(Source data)
──────────────────────────────

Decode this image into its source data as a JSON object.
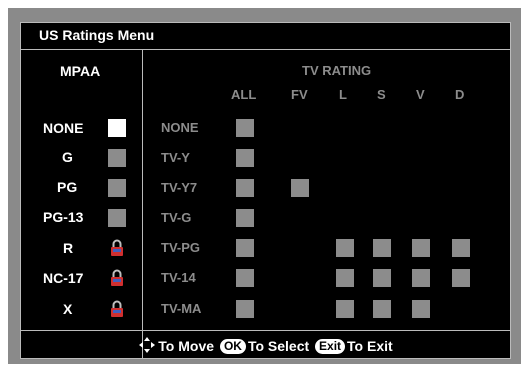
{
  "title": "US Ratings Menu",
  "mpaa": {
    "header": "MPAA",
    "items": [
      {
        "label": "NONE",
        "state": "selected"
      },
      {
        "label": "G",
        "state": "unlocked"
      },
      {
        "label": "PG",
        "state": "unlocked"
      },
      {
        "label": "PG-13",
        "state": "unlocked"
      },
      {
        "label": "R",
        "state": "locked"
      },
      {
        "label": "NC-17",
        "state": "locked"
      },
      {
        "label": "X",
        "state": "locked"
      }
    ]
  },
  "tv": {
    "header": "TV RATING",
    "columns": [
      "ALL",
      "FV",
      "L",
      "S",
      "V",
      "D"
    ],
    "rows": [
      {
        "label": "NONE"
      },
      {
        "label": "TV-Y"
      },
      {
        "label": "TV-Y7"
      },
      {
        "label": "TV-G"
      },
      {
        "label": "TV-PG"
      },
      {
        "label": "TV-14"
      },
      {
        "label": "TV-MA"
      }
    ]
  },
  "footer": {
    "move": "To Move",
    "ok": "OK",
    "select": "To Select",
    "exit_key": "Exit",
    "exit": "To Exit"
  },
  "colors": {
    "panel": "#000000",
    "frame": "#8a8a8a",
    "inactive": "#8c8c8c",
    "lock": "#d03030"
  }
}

──────────────────────────────

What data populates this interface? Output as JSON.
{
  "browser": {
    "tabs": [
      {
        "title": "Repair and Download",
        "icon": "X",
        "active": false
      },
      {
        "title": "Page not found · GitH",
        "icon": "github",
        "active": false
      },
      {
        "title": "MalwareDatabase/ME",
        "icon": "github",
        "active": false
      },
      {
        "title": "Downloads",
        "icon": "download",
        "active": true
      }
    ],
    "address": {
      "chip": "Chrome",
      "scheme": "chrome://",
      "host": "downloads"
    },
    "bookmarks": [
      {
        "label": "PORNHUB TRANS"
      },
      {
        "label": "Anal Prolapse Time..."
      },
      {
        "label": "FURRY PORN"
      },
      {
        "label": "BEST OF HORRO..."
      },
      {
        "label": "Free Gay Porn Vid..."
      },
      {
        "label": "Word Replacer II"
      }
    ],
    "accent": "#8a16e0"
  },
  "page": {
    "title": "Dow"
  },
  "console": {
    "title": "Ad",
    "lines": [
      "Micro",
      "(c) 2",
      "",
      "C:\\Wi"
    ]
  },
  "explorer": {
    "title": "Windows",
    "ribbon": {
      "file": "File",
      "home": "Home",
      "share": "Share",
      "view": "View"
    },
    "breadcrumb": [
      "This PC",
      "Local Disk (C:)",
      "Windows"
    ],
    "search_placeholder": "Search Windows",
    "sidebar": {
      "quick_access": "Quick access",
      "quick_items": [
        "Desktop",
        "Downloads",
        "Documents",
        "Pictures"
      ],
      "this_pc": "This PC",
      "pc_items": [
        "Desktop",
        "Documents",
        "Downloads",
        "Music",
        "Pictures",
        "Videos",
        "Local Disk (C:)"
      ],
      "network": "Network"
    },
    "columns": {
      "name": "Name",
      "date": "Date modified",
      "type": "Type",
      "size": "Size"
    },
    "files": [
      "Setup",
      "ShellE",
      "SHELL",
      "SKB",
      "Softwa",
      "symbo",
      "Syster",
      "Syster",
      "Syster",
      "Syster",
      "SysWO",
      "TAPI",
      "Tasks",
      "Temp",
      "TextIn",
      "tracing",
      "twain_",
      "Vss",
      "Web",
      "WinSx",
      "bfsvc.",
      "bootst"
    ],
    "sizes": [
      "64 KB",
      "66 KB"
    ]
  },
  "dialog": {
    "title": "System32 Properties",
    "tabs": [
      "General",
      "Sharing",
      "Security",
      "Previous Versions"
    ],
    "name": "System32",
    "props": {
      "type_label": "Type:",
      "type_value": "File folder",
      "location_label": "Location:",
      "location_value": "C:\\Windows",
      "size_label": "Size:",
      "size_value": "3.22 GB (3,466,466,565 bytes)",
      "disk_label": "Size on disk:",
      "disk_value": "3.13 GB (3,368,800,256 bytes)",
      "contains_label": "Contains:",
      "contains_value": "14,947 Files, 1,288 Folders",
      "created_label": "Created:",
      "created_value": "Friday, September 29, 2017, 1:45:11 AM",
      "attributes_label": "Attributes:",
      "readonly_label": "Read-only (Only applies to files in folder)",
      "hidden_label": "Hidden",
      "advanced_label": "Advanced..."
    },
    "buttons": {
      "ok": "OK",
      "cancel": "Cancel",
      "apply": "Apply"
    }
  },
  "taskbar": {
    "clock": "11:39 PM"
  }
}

──────────────────────────────

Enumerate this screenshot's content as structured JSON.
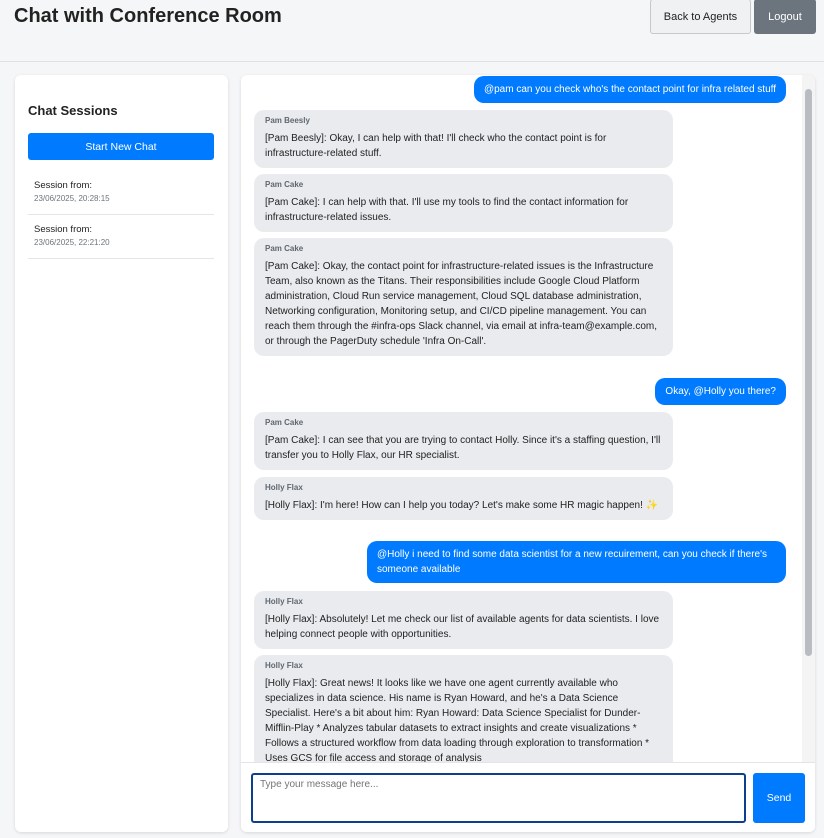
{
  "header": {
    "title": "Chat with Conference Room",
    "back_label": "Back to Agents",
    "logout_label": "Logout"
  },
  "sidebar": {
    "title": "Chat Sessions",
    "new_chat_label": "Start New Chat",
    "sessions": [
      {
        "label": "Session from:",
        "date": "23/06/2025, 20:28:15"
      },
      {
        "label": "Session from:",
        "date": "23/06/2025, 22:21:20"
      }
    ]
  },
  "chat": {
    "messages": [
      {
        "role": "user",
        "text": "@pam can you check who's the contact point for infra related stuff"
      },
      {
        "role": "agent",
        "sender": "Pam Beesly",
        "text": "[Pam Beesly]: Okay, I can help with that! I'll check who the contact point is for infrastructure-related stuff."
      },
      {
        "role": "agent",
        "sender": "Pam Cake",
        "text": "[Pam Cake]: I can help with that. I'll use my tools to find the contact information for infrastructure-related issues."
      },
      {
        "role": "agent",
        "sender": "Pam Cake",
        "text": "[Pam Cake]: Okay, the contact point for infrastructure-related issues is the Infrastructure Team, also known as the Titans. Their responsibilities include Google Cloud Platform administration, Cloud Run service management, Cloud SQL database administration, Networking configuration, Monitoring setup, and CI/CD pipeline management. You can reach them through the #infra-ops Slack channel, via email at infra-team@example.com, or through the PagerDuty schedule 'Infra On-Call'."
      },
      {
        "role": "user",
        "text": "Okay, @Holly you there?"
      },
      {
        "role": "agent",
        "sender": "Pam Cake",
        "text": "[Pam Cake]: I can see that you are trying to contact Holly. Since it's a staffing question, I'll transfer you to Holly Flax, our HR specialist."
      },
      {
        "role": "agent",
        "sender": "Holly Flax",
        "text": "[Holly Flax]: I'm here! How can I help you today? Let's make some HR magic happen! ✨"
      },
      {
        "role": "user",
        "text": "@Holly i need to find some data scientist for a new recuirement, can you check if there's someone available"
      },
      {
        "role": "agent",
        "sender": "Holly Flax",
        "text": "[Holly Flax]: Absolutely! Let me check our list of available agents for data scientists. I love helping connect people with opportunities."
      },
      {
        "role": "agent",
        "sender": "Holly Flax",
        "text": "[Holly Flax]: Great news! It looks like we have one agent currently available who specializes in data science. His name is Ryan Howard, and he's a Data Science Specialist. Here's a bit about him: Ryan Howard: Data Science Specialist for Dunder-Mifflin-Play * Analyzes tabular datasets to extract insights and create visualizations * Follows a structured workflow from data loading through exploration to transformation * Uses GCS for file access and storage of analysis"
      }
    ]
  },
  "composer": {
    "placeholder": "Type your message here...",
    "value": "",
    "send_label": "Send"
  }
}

──────────────────────────────

▸ Job
Using the material above, work out how many lines contain the string "access". Give that number alone.

▸ In response
2